[Begin RECORDS SHOWN]
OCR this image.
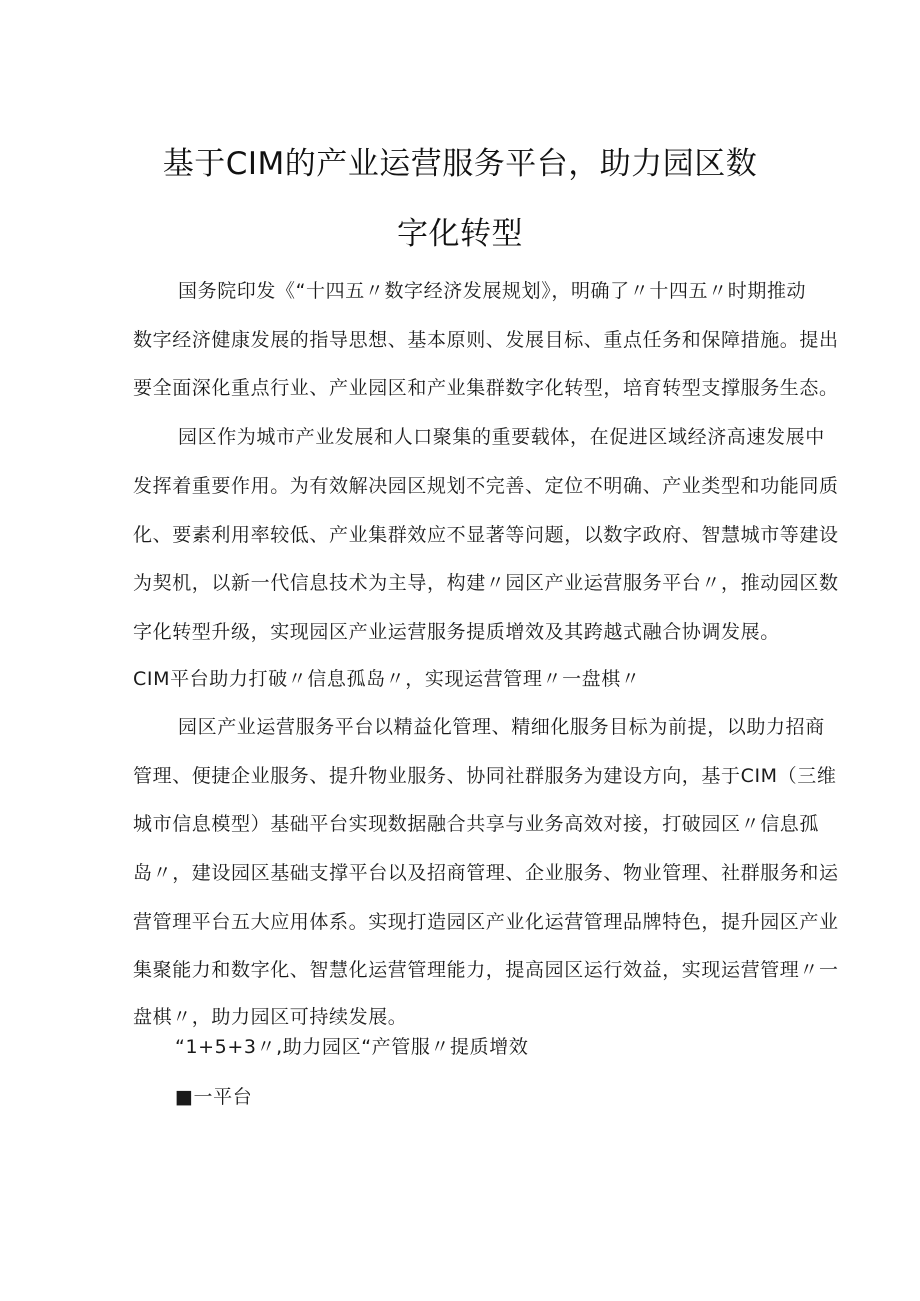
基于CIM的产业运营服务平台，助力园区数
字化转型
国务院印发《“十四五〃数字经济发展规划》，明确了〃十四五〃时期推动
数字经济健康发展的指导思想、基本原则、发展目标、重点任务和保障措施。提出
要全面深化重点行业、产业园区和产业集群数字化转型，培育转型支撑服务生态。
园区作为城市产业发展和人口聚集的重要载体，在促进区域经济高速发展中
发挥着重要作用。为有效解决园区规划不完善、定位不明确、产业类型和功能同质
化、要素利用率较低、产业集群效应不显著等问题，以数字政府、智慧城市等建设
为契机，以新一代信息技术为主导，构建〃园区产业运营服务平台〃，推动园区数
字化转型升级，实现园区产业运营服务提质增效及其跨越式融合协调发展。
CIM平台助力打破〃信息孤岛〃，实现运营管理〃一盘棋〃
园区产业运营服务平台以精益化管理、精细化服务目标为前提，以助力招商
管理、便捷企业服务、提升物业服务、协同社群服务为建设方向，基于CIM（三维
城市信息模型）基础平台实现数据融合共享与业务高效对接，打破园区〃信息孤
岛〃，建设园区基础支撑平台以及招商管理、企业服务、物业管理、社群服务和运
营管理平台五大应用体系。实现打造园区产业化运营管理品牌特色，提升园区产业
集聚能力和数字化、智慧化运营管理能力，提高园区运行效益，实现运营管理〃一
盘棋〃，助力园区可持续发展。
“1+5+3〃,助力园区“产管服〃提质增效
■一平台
[End RECORDS SHOWN]
### WHAT YOU SHOULD DO
Output a faithful copy of the data, with each picture left out.

### TASK RESPONSE
OCR this image.
基于CIM的产业运营服务平台，助力园区数
字化转型
国务院印发《“十四五〃数字经济发展规划》，明确了〃十四五〃时期推动
数字经济健康发展的指导思想、基本原则、发展目标、重点任务和保障措施。提出
要全面深化重点行业、产业园区和产业集群数字化转型，培育转型支撑服务生态。
园区作为城市产业发展和人口聚集的重要载体，在促进区域经济高速发展中
发挥着重要作用。为有效解决园区规划不完善、定位不明确、产业类型和功能同质
化、要素利用率较低、产业集群效应不显著等问题，以数字政府、智慧城市等建设
为契机，以新一代信息技术为主导，构建〃园区产业运营服务平台〃，推动园区数
字化转型升级，实现园区产业运营服务提质增效及其跨越式融合协调发展。
CIM平台助力打破〃信息孤岛〃，实现运营管理〃一盘棋〃
园区产业运营服务平台以精益化管理、精细化服务目标为前提，以助力招商
管理、便捷企业服务、提升物业服务、协同社群服务为建设方向，基于CIM（三维
城市信息模型）基础平台实现数据融合共享与业务高效对接，打破园区〃信息孤
岛〃，建设园区基础支撑平台以及招商管理、企业服务、物业管理、社群服务和运
营管理平台五大应用体系。实现打造园区产业化运营管理品牌特色，提升园区产业
集聚能力和数字化、智慧化运营管理能力，提高园区运行效益，实现运营管理〃一
盘棋〃，助力园区可持续发展。
“1+5+3〃,助力园区“产管服〃提质增效
■一平台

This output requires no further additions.